Start of Rows

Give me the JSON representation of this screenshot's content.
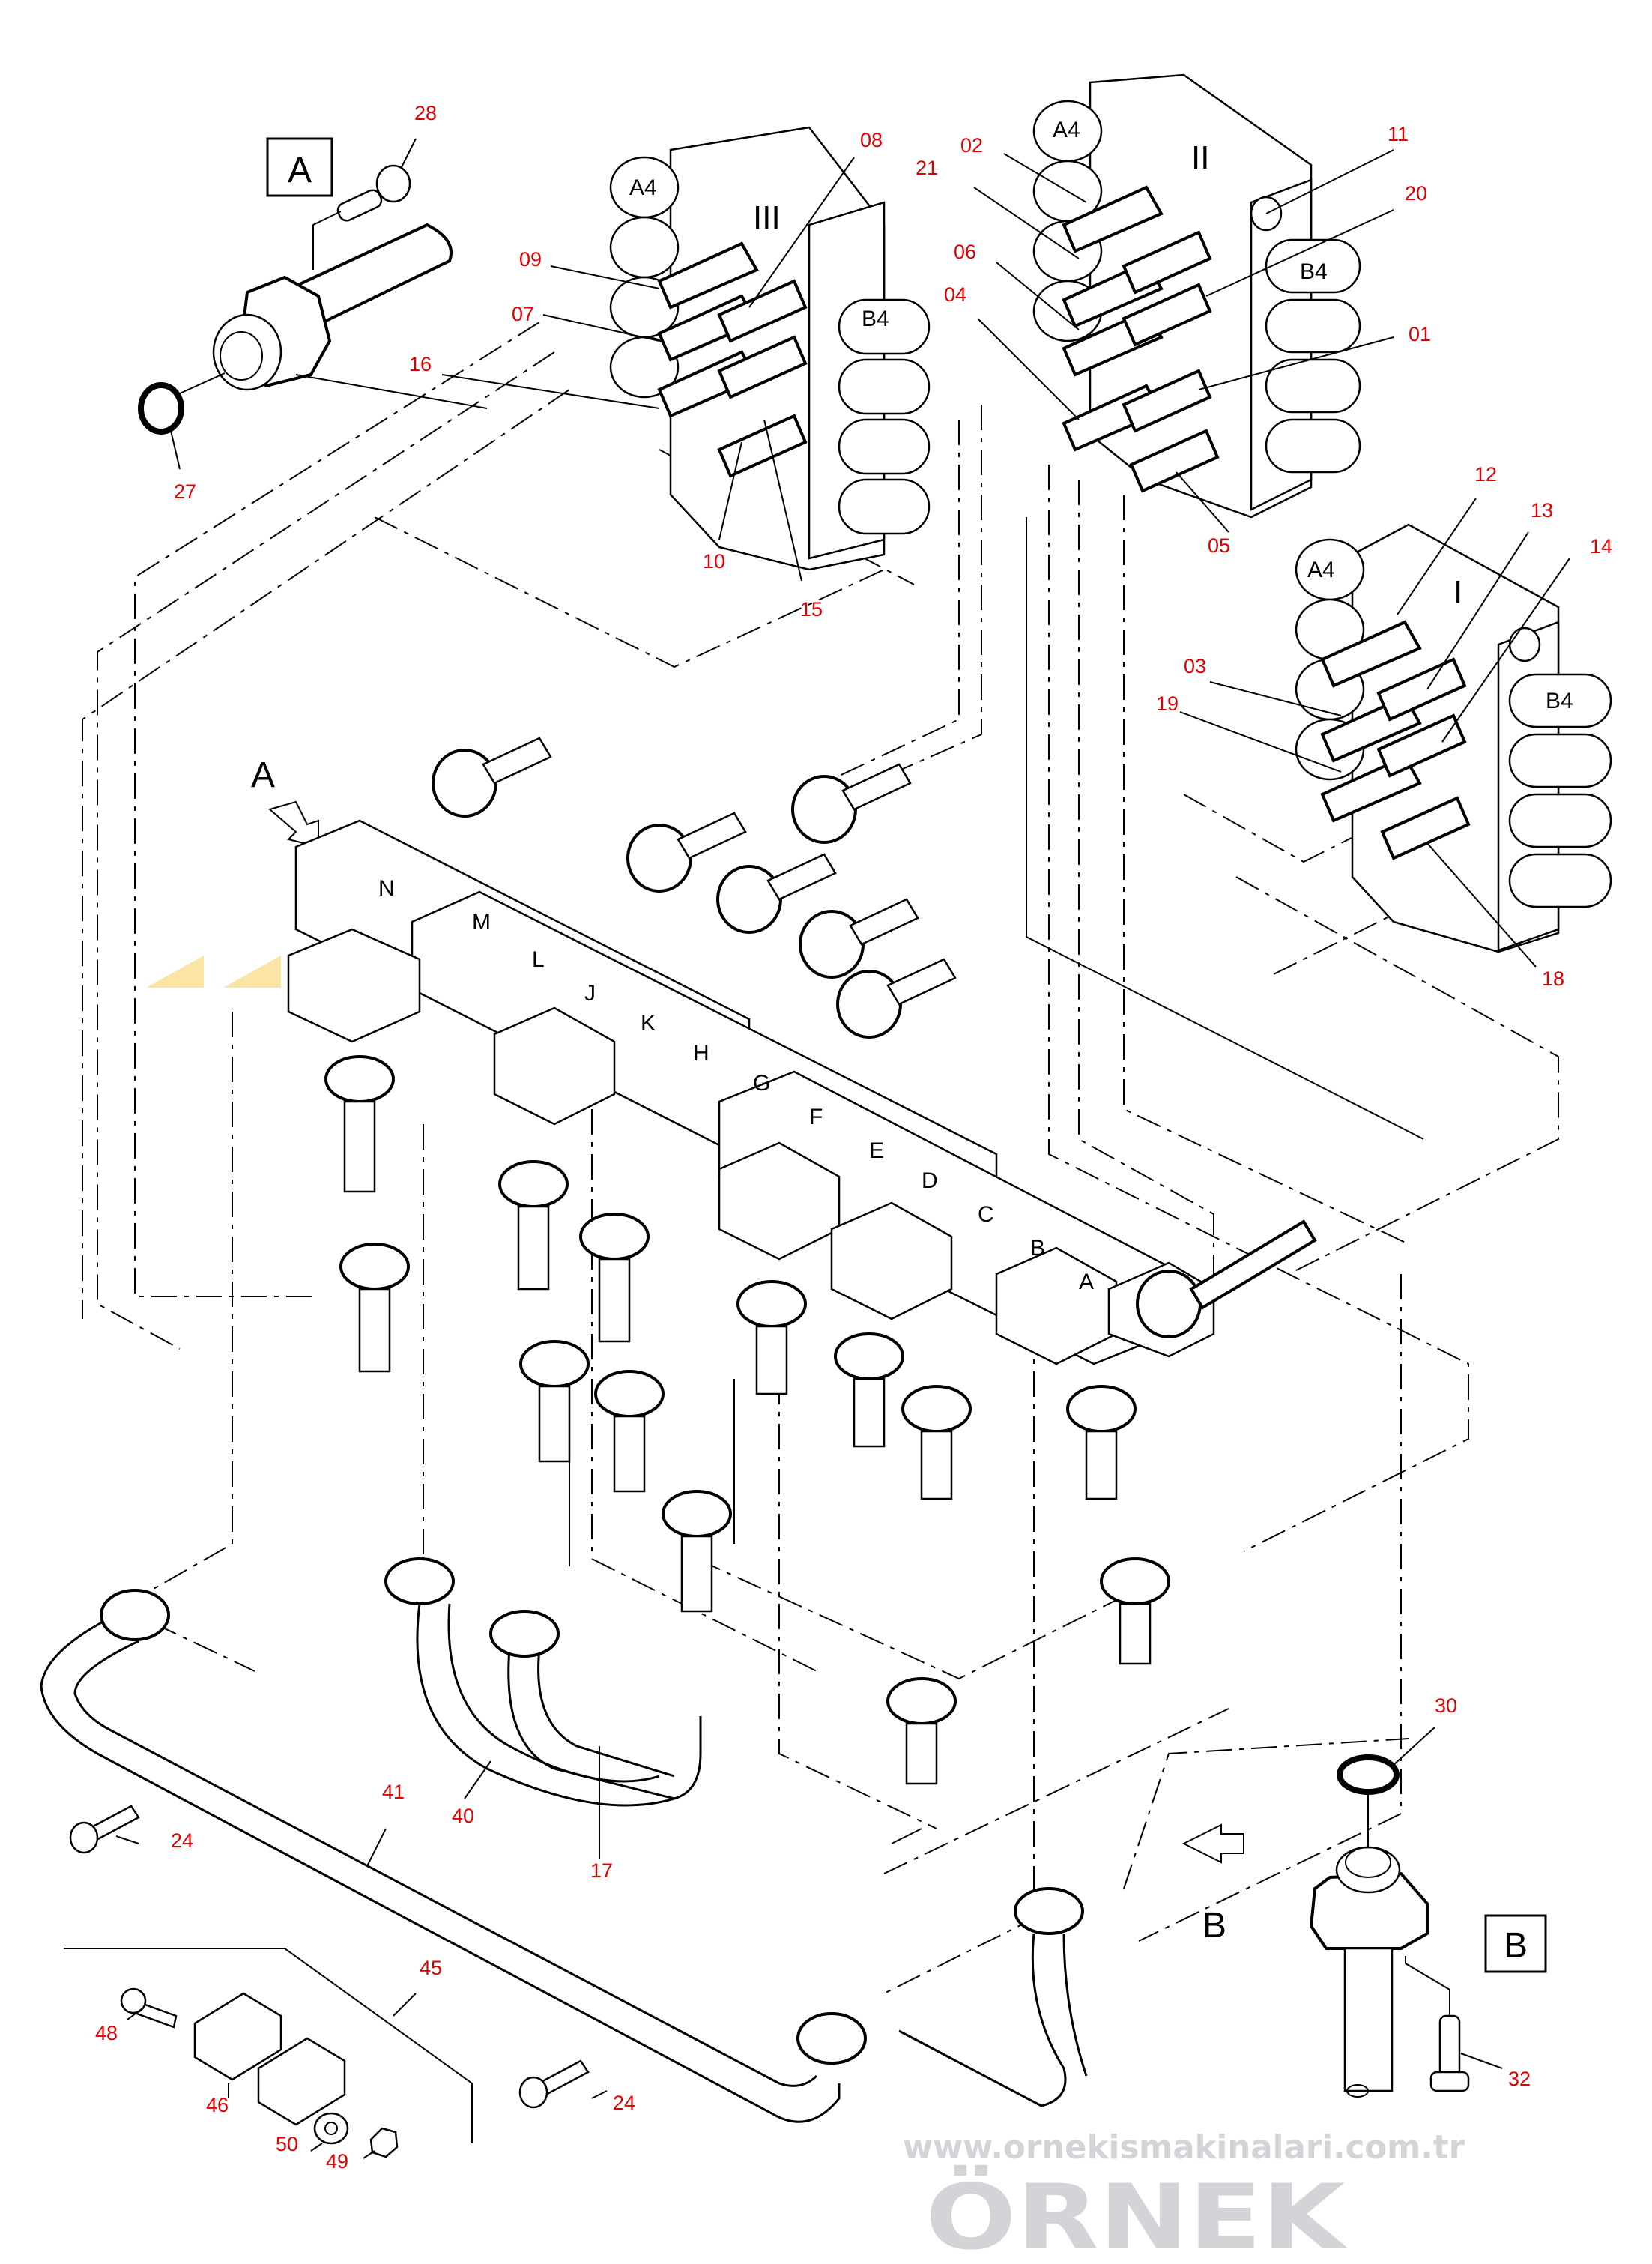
{
  "diagram": {
    "title_views": {
      "detail_a_box": "A",
      "detail_b_box": "B",
      "view_a_arrow": "A",
      "view_b_arrow": "B"
    },
    "watermark": {
      "brand": "ÖRNEK",
      "url": "www.ornekismakinalari.com.tr",
      "brand_color": "#d4d3d8",
      "accent_color": "#fbe29a"
    },
    "label_color": "#e00000",
    "valve_blocks": [
      {
        "section": "III",
        "ports": {
          "top": "A4",
          "side": "B4"
        }
      },
      {
        "section": "II",
        "ports": {
          "top": "A4",
          "side": "B4"
        }
      },
      {
        "section": "I",
        "ports": {
          "top": "A4",
          "side": "B4"
        }
      }
    ],
    "manifold_ports": [
      "N",
      "M",
      "L",
      "J",
      "K",
      "H",
      "G",
      "F",
      "E",
      "D",
      "C",
      "B",
      "A"
    ],
    "part_labels": {
      "p28": "28",
      "p27": "27",
      "p16": "16",
      "p09": "09",
      "p07": "07",
      "p08": "08",
      "p10": "10",
      "p15": "15",
      "p02": "02",
      "p21": "21",
      "p06": "06",
      "p04": "04",
      "p11": "11",
      "p20": "20",
      "p01": "01",
      "p05": "05",
      "p12": "12",
      "p13": "13",
      "p14": "14",
      "p03": "03",
      "p19": "19",
      "p18": "18",
      "p24a": "24",
      "p24b": "24",
      "p41": "41",
      "p40": "40",
      "p17": "17",
      "p45": "45",
      "p48": "48",
      "p46": "46",
      "p50": "50",
      "p49": "49",
      "p30": "30",
      "p32": "32"
    }
  }
}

End of Rows

■ **Aim of the exercise**
Write out all the records again, exactly, minus any pictures.

■ **Exercise answer**
Give me the JSON representation of this screenshot's content.
{
  "diagram": {
    "title_views": {
      "detail_a_box": "A",
      "detail_b_box": "B",
      "view_a_arrow": "A",
      "view_b_arrow": "B"
    },
    "watermark": {
      "brand": "ÖRNEK",
      "url": "www.ornekismakinalari.com.tr",
      "brand_color": "#d4d3d8",
      "accent_color": "#fbe29a"
    },
    "label_color": "#e00000",
    "valve_blocks": [
      {
        "section": "III",
        "ports": {
          "top": "A4",
          "side": "B4"
        }
      },
      {
        "section": "II",
        "ports": {
          "top": "A4",
          "side": "B4"
        }
      },
      {
        "section": "I",
        "ports": {
          "top": "A4",
          "side": "B4"
        }
      }
    ],
    "manifold_ports": [
      "N",
      "M",
      "L",
      "J",
      "K",
      "H",
      "G",
      "F",
      "E",
      "D",
      "C",
      "B",
      "A"
    ],
    "part_labels": {
      "p28": "28",
      "p27": "27",
      "p16": "16",
      "p09": "09",
      "p07": "07",
      "p08": "08",
      "p10": "10",
      "p15": "15",
      "p02": "02",
      "p21": "21",
      "p06": "06",
      "p04": "04",
      "p11": "11",
      "p20": "20",
      "p01": "01",
      "p05": "05",
      "p12": "12",
      "p13": "13",
      "p14": "14",
      "p03": "03",
      "p19": "19",
      "p18": "18",
      "p24a": "24",
      "p24b": "24",
      "p41": "41",
      "p40": "40",
      "p17": "17",
      "p45": "45",
      "p48": "48",
      "p46": "46",
      "p50": "50",
      "p49": "49",
      "p30": "30",
      "p32": "32"
    }
  }
}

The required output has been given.